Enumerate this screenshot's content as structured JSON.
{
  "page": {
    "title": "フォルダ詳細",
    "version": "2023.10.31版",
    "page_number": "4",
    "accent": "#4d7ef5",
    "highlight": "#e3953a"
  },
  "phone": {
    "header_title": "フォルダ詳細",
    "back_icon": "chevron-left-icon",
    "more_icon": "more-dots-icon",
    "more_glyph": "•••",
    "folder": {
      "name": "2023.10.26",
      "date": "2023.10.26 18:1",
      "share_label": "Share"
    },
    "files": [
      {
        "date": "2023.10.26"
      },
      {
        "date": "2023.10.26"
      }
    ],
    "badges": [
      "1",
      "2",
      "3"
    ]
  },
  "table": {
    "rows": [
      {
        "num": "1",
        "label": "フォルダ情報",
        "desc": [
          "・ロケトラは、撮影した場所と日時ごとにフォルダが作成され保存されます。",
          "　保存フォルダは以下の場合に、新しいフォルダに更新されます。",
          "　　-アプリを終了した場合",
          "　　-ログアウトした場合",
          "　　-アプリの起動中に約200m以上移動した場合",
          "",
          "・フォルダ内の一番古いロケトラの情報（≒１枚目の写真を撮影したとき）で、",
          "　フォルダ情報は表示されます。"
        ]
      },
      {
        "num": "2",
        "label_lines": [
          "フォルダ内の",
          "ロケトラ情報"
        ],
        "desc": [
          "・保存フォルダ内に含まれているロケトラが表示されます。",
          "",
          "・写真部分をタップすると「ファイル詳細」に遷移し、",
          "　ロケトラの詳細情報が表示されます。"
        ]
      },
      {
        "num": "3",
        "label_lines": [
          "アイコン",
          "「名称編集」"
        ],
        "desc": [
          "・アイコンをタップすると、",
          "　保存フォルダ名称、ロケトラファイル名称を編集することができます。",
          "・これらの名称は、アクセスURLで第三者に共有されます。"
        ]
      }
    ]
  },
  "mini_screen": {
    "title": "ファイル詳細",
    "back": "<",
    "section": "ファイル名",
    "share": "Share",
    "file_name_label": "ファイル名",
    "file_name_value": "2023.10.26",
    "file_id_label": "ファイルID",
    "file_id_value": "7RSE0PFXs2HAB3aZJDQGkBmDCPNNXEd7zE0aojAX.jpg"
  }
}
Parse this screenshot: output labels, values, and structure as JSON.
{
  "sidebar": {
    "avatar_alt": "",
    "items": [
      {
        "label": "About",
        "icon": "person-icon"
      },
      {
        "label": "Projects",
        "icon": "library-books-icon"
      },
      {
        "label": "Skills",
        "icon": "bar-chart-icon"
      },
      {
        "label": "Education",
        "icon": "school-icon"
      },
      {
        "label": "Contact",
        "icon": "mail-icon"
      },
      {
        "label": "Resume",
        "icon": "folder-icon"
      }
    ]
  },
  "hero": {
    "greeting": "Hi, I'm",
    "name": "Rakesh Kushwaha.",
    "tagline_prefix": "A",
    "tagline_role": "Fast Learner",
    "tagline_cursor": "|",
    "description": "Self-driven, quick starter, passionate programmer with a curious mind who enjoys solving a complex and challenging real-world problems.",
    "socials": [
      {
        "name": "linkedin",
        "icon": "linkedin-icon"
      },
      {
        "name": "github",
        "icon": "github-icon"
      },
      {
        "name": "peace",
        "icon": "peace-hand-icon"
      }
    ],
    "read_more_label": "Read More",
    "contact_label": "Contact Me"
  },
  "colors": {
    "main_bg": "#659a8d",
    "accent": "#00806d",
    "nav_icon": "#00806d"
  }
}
----
Write out the entries above once more, without altering anything.

- **Task answer**
Enumerate this screenshot's content as structured JSON.
{
  "page": {
    "title": "フォルダ詳細",
    "version": "2023.10.31版",
    "page_number": "4",
    "accent": "#4d7ef5",
    "highlight": "#e3953a"
  },
  "phone": {
    "header_title": "フォルダ詳細",
    "back_icon": "chevron-left-icon",
    "more_icon": "more-dots-icon",
    "more_glyph": "•••",
    "folder": {
      "name": "2023.10.26",
      "date": "2023.10.26 18:1",
      "share_label": "Share"
    },
    "files": [
      {
        "date": "2023.10.26"
      },
      {
        "date": "2023.10.26"
      }
    ],
    "badges": [
      "1",
      "2",
      "3"
    ]
  },
  "table": {
    "rows": [
      {
        "num": "1",
        "label": "フォルダ情報",
        "desc": [
          "・ロケトラは、撮影した場所と日時ごとにフォルダが作成され保存されます。",
          "　保存フォルダは以下の場合に、新しいフォルダに更新されます。",
          "　　-アプリを終了した場合",
          "　　-ログアウトした場合",
          "　　-アプリの起動中に約200m以上移動した場合",
          "",
          "・フォルダ内の一番古いロケトラの情報（≒１枚目の写真を撮影したとき）で、",
          "　フォルダ情報は表示されます。"
        ]
      },
      {
        "num": "2",
        "label_lines": [
          "フォルダ内の",
          "ロケトラ情報"
        ],
        "desc": [
          "・保存フォルダ内に含まれているロケトラが表示されます。",
          "",
          "・写真部分をタップすると「ファイル詳細」に遷移し、",
          "　ロケトラの詳細情報が表示されます。"
        ]
      },
      {
        "num": "3",
        "label_lines": [
          "アイコン",
          "「名称編集」"
        ],
        "desc": [
          "・アイコンをタップすると、",
          "　保存フォルダ名称、ロケトラファイル名称を編集することができます。",
          "・これらの名称は、アクセスURLで第三者に共有されます。"
        ]
      }
    ]
  },
  "mini_screen": {
    "title": "ファイル詳細",
    "back": "<",
    "section": "ファイル名",
    "share": "Share",
    "file_name_label": "ファイル名",
    "file_name_value": "2023.10.26",
    "file_id_label": "ファイルID",
    "file_id_value": "7RSE0PFXs2HAB3aZJDQGkBmDCPNNXEd7zE0aojAX.jpg"
  }
}
Parse this screenshot: output labels, values, and structure as JSON.
{
  "sidebar": {
    "avatar_alt": "",
    "items": [
      {
        "label": "About",
        "icon": "person-icon"
      },
      {
        "label": "Projects",
        "icon": "library-books-icon"
      },
      {
        "label": "Skills",
        "icon": "bar-chart-icon"
      },
      {
        "label": "Education",
        "icon": "school-icon"
      },
      {
        "label": "Contact",
        "icon": "mail-icon"
      },
      {
        "label": "Resume",
        "icon": "folder-icon"
      }
    ]
  },
  "hero": {
    "greeting": "Hi, I'm",
    "name": "Rakesh Kushwaha.",
    "tagline_prefix": "A",
    "tagline_role": "Fast Learner",
    "tagline_cursor": "|",
    "description": "Self-driven, quick starter, passionate programmer with a curious mind who enjoys solving a complex and challenging real-world problems.",
    "socials": [
      {
        "name": "linkedin",
        "icon": "linkedin-icon"
      },
      {
        "name": "github",
        "icon": "github-icon"
      },
      {
        "name": "peace",
        "icon": "peace-hand-icon"
      }
    ],
    "read_more_label": "Read More",
    "contact_label": "Contact Me"
  },
  "colors": {
    "main_bg": "#659a8d",
    "accent": "#00806d",
    "nav_icon": "#00806d"
  }
}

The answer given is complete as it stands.